Goal of the exercise
Please print every record below exactly as it appears, but leave out the pictures.

Data entries for graphics
┄┄┄┄┄┄┄┄┄┄

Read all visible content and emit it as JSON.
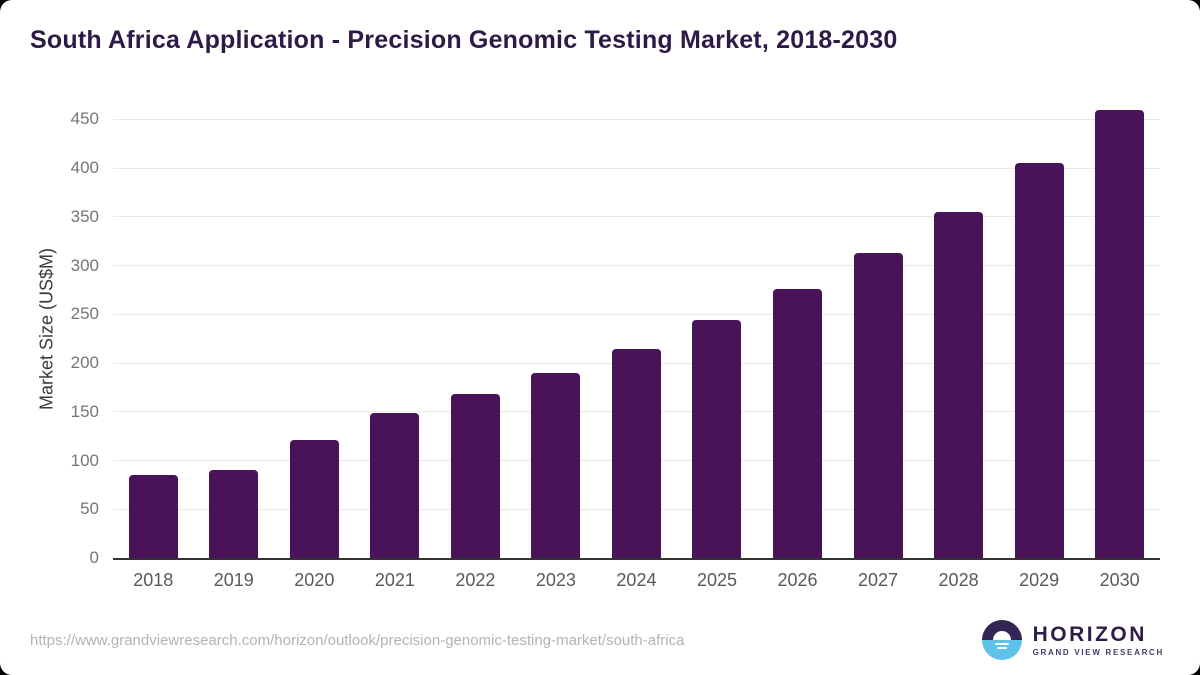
{
  "page": {
    "source_url": "https://www.grandviewresearch.com/horizon/outlook/precision-genomic-testing-market/south-africa"
  },
  "logo": {
    "name": "HORIZON",
    "subtitle": "GRAND VIEW RESEARCH",
    "icon": "sunset-over-water-icon"
  },
  "colors": {
    "bar": "#4a1259",
    "title_text": "#2e1a47",
    "axis_line": "#333333",
    "gridline": "#e9e9e9",
    "y_tick_text": "#757575",
    "x_tick_text": "#595959",
    "url_text": "#b3b3b3",
    "logo_purple": "#332655",
    "logo_blue": "#5ec3ea"
  },
  "chart_data": {
    "type": "bar",
    "title": "South Africa Application - Precision Genomic Testing Market, 2018-2030",
    "xlabel": "",
    "ylabel": "Market Size (US$M)",
    "categories": [
      "2018",
      "2019",
      "2020",
      "2021",
      "2022",
      "2023",
      "2024",
      "2025",
      "2026",
      "2027",
      "2028",
      "2029",
      "2030"
    ],
    "values": [
      85,
      90,
      121,
      149,
      168,
      190,
      215,
      244,
      276,
      313,
      355,
      405,
      460
    ],
    "yticks": [
      0,
      50,
      100,
      150,
      200,
      250,
      300,
      350,
      400,
      450
    ],
    "ylim": [
      0,
      473
    ],
    "grid": "horizontal",
    "legend": "none",
    "bar_color": "#4a1259"
  }
}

┄┄┄┄┄┄┄┄┄┄

Solution to this exercise
Read all visible content and emit it as JSON.
{
  "page": {
    "source_url": "https://www.grandviewresearch.com/horizon/outlook/precision-genomic-testing-market/south-africa"
  },
  "logo": {
    "name": "HORIZON",
    "subtitle": "GRAND VIEW RESEARCH",
    "icon": "sunset-over-water-icon"
  },
  "colors": {
    "bar": "#4a1259",
    "title_text": "#2e1a47",
    "axis_line": "#333333",
    "gridline": "#e9e9e9",
    "y_tick_text": "#757575",
    "x_tick_text": "#595959",
    "url_text": "#b3b3b3",
    "logo_purple": "#332655",
    "logo_blue": "#5ec3ea"
  },
  "chart_data": {
    "type": "bar",
    "title": "South Africa Application - Precision Genomic Testing Market, 2018-2030",
    "xlabel": "",
    "ylabel": "Market Size (US$M)",
    "categories": [
      "2018",
      "2019",
      "2020",
      "2021",
      "2022",
      "2023",
      "2024",
      "2025",
      "2026",
      "2027",
      "2028",
      "2029",
      "2030"
    ],
    "values": [
      85,
      90,
      121,
      149,
      168,
      190,
      215,
      244,
      276,
      313,
      355,
      405,
      460
    ],
    "yticks": [
      0,
      50,
      100,
      150,
      200,
      250,
      300,
      350,
      400,
      450
    ],
    "ylim": [
      0,
      473
    ],
    "grid": "horizontal",
    "legend": "none",
    "bar_color": "#4a1259"
  }
}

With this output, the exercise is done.